#### Information shown
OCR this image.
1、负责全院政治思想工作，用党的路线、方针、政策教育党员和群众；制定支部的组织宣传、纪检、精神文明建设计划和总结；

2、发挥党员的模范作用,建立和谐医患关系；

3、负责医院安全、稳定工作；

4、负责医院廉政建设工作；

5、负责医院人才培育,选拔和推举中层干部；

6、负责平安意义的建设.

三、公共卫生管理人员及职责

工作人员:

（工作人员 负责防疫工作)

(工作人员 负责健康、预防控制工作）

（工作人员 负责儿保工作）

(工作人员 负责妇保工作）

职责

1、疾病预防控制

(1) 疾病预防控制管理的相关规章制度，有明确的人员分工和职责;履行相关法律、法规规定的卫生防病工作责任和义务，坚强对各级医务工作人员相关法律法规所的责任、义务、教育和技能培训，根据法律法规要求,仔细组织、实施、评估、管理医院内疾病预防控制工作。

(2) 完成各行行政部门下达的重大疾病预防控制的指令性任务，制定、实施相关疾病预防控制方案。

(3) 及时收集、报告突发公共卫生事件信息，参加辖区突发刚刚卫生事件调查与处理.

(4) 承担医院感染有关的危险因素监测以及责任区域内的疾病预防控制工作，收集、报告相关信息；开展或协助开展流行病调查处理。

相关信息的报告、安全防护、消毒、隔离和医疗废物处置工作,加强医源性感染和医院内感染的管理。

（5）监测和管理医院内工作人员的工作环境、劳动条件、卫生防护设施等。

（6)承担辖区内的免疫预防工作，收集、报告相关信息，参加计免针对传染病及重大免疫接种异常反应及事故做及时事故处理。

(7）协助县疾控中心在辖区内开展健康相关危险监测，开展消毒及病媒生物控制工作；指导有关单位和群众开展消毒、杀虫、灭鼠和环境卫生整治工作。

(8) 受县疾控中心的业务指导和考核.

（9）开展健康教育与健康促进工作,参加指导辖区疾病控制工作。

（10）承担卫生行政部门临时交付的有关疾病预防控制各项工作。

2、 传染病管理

#### Written problem
Above are some records; repeat all of them exactly.

#### Complete response
OCR this image.
1、负责全院政治思想工作，用党的路线、方针、政策教育党员和群众；制定支部的组织宣传、纪检、精神文明建设计划和总结；

2、发挥党员的模范作用,建立和谐医患关系；

3、负责医院安全、稳定工作；

4、负责医院廉政建设工作；

5、负责医院人才培育,选拔和推举中层干部；

6、负责平安意义的建设.

三、公共卫生管理人员及职责

工作人员:

（工作人员 负责防疫工作)

(工作人员 负责健康、预防控制工作）

（工作人员 负责儿保工作）

(工作人员 负责妇保工作）

职责

1、疾病预防控制

(1) 疾病预防控制管理的相关规章制度，有明确的人员分工和职责;履行相关法律、法规规定的卫生防病工作责任和义务，坚强对各级医务工作人员相关法律法规所的责任、义务、教育和技能培训，根据法律法规要求,仔细组织、实施、评估、管理医院内疾病预防控制工作。

(2) 完成各行行政部门下达的重大疾病预防控制的指令性任务，制定、实施相关疾病预防控制方案。

(3) 及时收集、报告突发公共卫生事件信息，参加辖区突发刚刚卫生事件调查与处理.

(4) 承担医院感染有关的危险因素监测以及责任区域内的疾病预防控制工作，收集、报告相关信息；开展或协助开展流行病调查处理。

相关信息的报告、安全防护、消毒、隔离和医疗废物处置工作,加强医源性感染和医院内感染的管理。

（5）监测和管理医院内工作人员的工作环境、劳动条件、卫生防护设施等。

（6)承担辖区内的免疫预防工作，收集、报告相关信息，参加计免针对传染病及重大免疫接种异常反应及事故做及时事故处理。

(7）协助县疾控中心在辖区内开展健康相关危险监测，开展消毒及病媒生物控制工作；指导有关单位和群众开展消毒、杀虫、灭鼠和环境卫生整治工作。

(8) 受县疾控中心的业务指导和考核.

（9）开展健康教育与健康促进工作,参加指导辖区疾病控制工作。

（10）承担卫生行政部门临时交付的有关疾病预防控制各项工作。

2、 传染病管理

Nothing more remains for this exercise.